EXERCISE REQUIREMENTS
Pick out each line containing the string "Dashboard" and copy it.

Stored data:
↓

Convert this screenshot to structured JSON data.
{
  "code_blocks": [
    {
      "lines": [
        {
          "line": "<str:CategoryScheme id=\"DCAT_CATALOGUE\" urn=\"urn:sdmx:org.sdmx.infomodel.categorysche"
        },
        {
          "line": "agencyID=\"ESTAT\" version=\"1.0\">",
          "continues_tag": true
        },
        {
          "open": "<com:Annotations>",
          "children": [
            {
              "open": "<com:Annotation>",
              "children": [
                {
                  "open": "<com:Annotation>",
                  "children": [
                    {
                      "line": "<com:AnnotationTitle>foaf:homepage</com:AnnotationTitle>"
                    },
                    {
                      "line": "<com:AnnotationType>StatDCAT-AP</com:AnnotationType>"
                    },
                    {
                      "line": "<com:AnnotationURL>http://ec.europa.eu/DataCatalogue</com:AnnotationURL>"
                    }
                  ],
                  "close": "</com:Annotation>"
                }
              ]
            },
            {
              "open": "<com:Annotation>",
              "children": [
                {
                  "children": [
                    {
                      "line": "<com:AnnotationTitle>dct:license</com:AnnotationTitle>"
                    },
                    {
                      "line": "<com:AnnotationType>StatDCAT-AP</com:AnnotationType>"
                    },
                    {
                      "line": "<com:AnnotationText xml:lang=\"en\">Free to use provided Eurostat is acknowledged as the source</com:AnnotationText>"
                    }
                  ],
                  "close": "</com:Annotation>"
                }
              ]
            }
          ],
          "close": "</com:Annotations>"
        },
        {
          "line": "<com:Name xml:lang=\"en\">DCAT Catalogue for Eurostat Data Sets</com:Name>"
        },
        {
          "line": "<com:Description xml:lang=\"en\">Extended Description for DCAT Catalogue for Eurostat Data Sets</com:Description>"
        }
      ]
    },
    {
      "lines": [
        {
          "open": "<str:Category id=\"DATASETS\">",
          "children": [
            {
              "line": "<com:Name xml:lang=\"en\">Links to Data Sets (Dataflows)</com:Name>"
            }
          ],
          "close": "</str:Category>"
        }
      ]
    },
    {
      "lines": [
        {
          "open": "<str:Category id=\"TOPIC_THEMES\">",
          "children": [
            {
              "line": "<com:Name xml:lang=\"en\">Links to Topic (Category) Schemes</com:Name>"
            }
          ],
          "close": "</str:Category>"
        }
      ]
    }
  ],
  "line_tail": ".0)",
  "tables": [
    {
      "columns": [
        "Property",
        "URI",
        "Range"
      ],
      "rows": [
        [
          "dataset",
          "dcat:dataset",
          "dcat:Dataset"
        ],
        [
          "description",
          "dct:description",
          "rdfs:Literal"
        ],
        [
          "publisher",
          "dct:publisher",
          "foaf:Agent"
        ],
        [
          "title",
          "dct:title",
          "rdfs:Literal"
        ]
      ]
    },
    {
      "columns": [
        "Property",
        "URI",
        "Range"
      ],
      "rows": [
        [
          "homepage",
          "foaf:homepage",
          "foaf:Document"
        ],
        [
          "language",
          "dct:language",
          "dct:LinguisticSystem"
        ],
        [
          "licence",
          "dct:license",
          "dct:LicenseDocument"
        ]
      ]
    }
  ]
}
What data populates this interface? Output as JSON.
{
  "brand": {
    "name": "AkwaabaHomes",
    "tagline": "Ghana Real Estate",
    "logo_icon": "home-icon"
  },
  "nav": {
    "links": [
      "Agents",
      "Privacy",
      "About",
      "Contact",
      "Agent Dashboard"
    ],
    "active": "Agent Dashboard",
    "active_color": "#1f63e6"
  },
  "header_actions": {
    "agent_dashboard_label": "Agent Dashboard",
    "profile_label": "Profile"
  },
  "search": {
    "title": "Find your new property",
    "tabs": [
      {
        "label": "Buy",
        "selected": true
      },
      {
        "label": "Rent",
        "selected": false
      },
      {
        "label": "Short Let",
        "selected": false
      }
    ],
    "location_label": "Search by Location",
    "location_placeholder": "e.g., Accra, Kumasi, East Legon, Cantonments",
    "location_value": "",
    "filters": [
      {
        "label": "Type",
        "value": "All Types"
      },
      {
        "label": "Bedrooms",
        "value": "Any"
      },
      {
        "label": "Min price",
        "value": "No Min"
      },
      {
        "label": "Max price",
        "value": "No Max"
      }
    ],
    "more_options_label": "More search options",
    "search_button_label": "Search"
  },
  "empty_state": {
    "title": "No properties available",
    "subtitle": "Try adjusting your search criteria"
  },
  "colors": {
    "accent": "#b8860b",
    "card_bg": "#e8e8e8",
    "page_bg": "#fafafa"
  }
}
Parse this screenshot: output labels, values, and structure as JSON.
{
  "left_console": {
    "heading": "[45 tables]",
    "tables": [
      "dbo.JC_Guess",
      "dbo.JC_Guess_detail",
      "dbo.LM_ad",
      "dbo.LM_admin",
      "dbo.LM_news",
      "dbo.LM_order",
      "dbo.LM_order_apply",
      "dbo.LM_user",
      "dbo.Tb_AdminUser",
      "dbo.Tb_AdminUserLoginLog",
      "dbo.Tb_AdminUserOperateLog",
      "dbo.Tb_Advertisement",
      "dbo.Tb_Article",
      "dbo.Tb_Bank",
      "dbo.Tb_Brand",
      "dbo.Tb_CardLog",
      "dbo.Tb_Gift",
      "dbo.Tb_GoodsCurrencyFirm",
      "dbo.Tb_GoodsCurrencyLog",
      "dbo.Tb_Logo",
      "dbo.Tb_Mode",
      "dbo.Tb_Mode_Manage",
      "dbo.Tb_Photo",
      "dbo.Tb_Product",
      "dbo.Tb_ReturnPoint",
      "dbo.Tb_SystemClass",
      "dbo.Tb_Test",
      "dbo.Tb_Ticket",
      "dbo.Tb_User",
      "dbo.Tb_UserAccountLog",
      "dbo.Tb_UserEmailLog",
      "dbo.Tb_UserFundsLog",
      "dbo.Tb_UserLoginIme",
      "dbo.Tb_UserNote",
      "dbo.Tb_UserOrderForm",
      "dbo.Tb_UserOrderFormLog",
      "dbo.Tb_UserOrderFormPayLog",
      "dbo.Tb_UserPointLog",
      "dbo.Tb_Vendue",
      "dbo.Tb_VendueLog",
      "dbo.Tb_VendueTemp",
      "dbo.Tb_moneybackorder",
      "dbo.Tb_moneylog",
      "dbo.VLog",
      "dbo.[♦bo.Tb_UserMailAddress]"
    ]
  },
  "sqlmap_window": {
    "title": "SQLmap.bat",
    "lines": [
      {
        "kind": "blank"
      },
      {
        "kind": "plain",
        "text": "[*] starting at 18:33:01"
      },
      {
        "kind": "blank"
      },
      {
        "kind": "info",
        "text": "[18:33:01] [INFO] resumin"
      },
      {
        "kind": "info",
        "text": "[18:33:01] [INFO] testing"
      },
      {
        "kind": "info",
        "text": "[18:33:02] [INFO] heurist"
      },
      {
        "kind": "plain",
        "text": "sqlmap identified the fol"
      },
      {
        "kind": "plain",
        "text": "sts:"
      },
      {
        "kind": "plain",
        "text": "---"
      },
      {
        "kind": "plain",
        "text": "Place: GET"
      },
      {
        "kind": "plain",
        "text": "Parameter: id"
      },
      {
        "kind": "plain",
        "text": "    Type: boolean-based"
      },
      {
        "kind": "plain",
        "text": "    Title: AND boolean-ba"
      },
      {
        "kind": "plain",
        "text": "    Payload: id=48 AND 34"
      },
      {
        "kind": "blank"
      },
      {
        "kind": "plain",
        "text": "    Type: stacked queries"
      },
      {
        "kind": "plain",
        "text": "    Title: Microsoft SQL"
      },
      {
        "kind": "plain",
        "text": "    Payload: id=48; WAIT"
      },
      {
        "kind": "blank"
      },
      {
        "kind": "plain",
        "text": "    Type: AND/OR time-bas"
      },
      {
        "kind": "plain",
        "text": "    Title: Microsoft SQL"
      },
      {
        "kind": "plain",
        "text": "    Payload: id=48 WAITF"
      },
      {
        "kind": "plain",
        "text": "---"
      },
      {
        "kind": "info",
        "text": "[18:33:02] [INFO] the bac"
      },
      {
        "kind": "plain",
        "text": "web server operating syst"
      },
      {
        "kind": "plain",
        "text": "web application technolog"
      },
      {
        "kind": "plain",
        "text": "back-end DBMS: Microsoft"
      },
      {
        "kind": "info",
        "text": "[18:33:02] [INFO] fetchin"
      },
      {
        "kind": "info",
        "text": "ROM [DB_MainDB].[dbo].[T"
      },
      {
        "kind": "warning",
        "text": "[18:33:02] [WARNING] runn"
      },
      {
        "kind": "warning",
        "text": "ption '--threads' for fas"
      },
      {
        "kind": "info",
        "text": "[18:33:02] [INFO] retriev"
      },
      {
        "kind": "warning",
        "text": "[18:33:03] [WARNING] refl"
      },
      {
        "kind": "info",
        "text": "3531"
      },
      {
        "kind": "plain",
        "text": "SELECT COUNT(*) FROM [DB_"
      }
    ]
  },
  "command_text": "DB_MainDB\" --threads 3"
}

↑

WORKED SOLUTION
      "Agent Dashboard"
    "active": "Agent Dashboard",
    "agent_dashboard_label": "Agent Dashboard",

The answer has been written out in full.